[start of Material]

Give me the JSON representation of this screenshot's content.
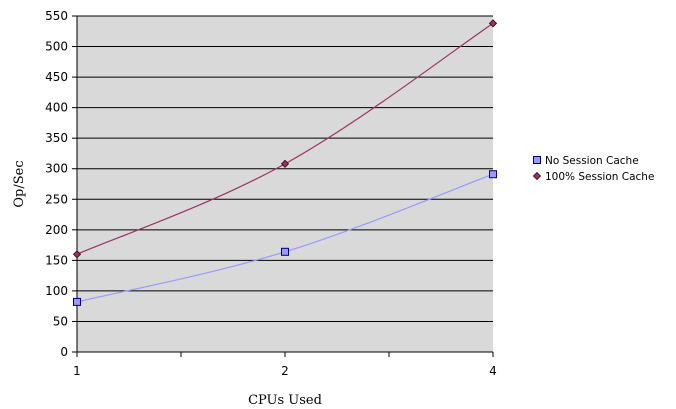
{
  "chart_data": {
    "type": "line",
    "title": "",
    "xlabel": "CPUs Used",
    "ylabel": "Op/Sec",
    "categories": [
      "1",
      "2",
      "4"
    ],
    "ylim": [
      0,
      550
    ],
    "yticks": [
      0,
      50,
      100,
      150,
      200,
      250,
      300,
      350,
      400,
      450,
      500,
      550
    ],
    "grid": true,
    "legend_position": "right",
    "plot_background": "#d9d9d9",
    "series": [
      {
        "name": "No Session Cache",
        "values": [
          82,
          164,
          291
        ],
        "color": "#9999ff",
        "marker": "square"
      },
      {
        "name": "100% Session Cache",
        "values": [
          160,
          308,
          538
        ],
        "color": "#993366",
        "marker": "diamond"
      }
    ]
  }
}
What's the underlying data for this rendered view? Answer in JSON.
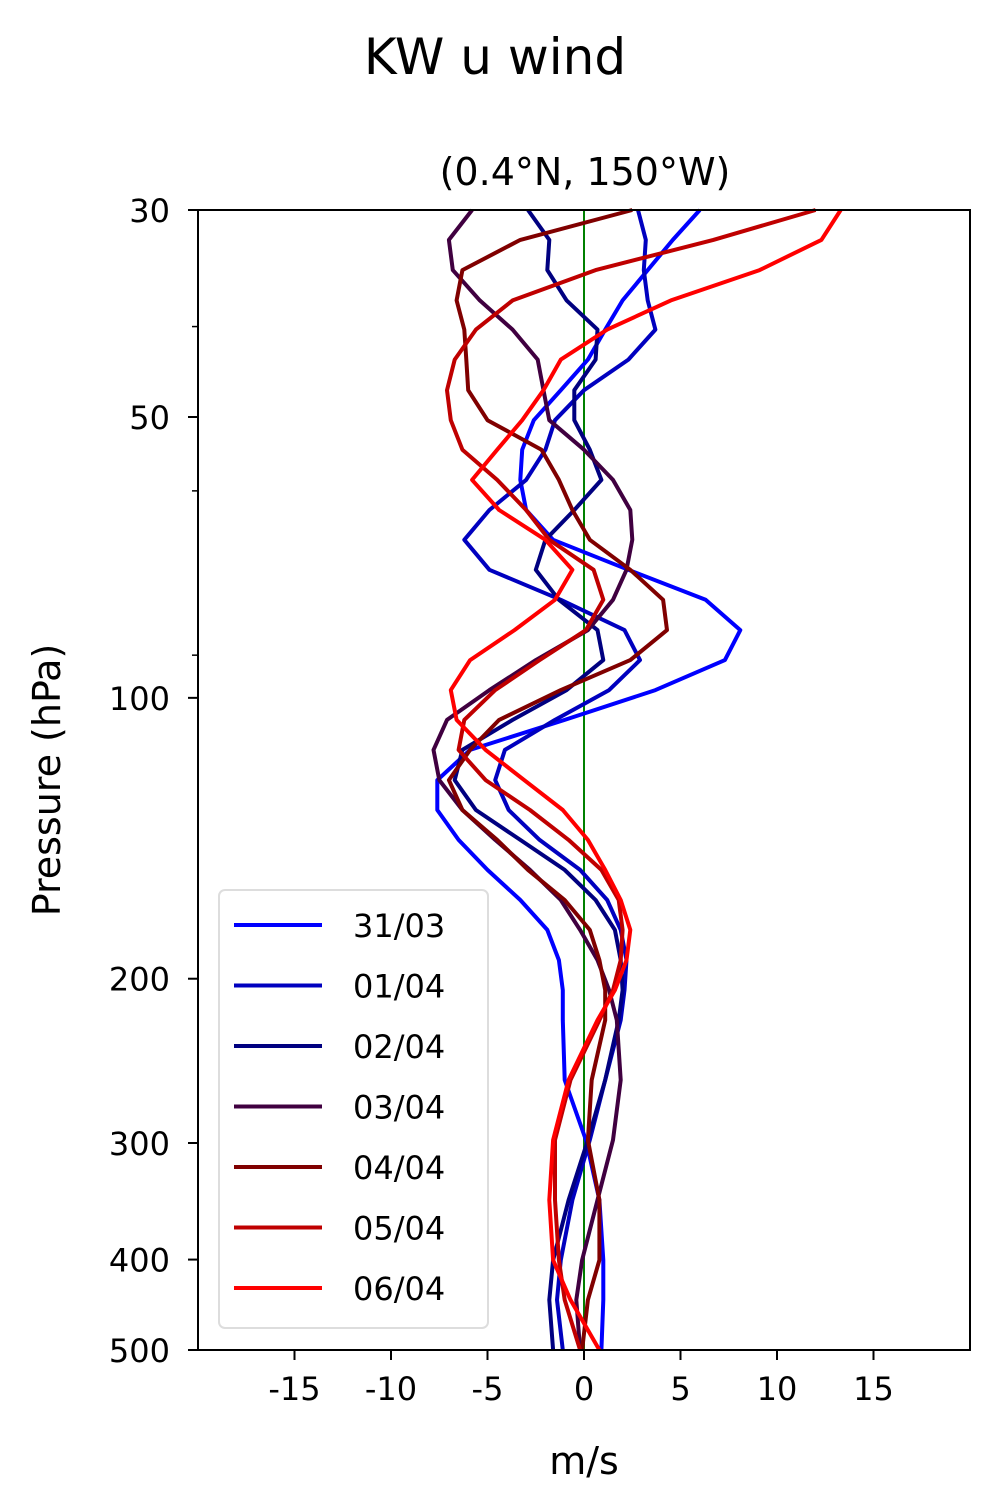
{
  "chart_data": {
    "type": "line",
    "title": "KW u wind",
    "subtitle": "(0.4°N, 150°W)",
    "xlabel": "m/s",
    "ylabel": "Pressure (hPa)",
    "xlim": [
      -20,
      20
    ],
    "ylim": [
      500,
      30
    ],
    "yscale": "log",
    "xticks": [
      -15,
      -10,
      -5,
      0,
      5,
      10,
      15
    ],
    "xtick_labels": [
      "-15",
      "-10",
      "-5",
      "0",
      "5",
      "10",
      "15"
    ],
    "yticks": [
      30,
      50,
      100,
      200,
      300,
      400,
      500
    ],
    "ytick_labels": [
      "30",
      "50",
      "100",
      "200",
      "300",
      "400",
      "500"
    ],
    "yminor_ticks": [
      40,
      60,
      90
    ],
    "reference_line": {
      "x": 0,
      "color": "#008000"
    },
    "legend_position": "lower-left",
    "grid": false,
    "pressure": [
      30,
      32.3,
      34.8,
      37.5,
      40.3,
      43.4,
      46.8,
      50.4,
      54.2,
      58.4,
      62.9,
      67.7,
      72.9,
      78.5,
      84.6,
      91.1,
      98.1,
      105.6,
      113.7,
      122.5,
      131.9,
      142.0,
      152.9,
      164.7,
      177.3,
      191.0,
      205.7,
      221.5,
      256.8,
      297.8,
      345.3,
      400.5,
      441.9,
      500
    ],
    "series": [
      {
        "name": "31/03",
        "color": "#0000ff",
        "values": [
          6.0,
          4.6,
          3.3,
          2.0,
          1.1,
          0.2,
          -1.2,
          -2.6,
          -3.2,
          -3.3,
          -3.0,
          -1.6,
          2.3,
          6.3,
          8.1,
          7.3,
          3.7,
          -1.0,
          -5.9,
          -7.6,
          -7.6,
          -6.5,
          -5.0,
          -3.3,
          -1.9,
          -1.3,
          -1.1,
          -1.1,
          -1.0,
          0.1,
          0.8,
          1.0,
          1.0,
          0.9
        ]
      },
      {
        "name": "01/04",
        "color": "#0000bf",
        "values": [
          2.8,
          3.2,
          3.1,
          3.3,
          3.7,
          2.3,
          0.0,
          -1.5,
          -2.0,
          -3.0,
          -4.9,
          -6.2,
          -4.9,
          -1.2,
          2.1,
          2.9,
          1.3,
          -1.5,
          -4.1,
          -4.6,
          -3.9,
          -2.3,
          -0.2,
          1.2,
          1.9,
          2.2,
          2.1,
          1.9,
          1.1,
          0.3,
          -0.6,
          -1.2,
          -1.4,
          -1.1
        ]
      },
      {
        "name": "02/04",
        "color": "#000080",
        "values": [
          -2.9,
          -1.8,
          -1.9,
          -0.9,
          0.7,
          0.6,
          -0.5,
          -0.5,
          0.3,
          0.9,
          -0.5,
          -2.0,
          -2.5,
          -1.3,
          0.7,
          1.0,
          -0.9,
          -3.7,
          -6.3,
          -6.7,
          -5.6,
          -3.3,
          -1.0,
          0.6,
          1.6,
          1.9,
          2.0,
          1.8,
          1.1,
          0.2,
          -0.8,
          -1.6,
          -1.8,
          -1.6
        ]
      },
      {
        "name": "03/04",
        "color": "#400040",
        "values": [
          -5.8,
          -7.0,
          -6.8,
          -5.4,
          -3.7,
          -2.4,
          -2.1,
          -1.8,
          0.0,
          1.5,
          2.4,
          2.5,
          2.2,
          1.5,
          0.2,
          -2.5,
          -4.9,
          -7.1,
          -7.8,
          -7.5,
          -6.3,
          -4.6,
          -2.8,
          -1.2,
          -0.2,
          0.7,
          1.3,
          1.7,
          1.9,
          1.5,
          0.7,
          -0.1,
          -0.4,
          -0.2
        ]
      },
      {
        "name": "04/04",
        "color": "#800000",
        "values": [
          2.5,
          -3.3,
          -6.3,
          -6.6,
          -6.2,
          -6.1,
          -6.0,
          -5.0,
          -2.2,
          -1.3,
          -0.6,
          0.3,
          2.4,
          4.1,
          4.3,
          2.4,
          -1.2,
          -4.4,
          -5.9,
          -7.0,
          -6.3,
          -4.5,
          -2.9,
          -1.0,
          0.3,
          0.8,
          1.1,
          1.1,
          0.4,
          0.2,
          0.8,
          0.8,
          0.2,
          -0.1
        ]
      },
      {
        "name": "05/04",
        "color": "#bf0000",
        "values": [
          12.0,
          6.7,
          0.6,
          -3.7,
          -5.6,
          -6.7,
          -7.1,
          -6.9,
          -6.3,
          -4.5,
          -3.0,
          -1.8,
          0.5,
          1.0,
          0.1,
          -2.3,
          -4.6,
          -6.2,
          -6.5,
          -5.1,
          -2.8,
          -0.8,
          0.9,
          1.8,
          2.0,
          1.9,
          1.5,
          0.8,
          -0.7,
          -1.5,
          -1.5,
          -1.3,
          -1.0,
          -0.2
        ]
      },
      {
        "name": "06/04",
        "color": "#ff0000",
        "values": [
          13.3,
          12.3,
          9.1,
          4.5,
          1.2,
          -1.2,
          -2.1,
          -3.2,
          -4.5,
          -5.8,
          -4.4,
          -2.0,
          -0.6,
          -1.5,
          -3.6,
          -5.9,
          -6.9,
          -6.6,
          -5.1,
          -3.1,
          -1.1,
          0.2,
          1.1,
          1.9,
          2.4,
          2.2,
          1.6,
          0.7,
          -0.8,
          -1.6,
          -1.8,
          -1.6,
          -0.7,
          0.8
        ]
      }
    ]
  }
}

[end of Material]
[start of Material]

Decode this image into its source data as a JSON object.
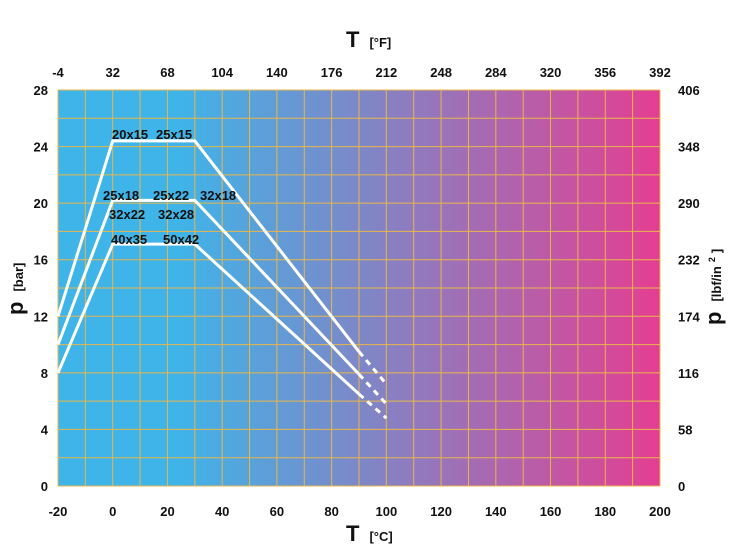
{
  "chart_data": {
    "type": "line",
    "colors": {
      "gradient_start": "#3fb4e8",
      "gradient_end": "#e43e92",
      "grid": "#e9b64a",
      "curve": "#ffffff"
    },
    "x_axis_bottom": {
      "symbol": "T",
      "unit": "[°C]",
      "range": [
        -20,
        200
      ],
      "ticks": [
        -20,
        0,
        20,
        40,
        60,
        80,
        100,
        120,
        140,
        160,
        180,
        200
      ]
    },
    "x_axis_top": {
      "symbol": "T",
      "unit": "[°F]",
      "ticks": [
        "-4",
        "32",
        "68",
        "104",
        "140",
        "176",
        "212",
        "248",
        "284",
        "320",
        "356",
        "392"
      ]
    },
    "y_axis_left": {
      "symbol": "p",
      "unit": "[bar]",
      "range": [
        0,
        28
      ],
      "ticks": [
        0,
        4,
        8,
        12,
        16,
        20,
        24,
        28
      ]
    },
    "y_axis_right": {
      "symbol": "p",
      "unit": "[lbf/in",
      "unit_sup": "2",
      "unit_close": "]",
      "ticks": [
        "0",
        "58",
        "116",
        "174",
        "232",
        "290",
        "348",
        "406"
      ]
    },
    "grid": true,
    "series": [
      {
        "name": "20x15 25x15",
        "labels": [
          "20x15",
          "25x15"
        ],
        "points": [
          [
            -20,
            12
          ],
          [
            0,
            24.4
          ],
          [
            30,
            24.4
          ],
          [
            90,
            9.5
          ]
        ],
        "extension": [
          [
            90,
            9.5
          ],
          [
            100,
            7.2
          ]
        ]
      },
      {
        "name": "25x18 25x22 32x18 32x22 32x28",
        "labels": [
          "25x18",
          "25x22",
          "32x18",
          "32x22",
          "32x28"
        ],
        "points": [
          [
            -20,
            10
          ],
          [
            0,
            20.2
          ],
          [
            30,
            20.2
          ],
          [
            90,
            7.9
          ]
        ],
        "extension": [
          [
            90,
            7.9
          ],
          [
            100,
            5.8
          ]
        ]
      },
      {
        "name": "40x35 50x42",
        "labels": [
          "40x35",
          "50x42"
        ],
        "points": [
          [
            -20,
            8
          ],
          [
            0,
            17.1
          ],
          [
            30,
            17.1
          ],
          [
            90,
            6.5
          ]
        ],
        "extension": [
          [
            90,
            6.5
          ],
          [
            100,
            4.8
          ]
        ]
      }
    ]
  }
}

[end of Material]
[start of Material]

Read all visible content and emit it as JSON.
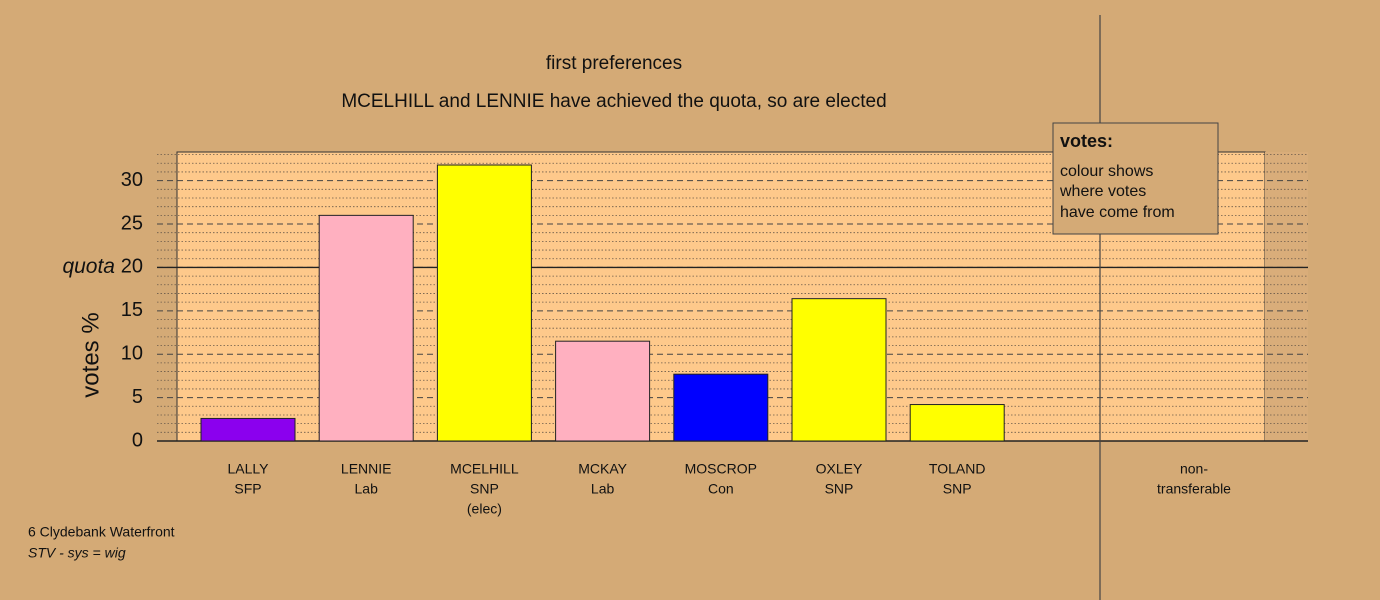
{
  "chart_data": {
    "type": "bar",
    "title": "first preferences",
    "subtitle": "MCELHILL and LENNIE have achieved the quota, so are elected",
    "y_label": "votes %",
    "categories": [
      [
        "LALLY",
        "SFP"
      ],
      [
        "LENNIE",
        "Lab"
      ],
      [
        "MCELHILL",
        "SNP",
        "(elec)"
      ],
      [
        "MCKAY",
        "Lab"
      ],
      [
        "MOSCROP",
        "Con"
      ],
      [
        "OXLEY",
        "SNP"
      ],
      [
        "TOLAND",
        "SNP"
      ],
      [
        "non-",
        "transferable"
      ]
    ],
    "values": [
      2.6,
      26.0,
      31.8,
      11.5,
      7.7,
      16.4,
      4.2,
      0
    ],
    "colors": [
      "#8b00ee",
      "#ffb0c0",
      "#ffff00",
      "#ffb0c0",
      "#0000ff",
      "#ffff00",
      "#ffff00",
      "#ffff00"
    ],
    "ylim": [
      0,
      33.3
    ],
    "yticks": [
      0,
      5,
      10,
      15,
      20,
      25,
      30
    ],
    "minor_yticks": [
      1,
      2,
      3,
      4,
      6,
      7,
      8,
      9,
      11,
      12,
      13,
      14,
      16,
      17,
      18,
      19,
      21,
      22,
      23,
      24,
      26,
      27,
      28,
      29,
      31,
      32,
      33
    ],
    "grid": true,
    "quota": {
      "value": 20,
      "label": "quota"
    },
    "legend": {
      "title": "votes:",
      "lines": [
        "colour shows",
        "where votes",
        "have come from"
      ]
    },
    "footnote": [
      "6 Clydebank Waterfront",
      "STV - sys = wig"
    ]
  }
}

[end of Material]

**Direction:** Search the listing for the word "MCELHILL" and return each line that holds it.

**Response to this task:**
    "subtitle": "MCELHILL and LENNIE have achieved the quota, so are elected",
        "MCELHILL",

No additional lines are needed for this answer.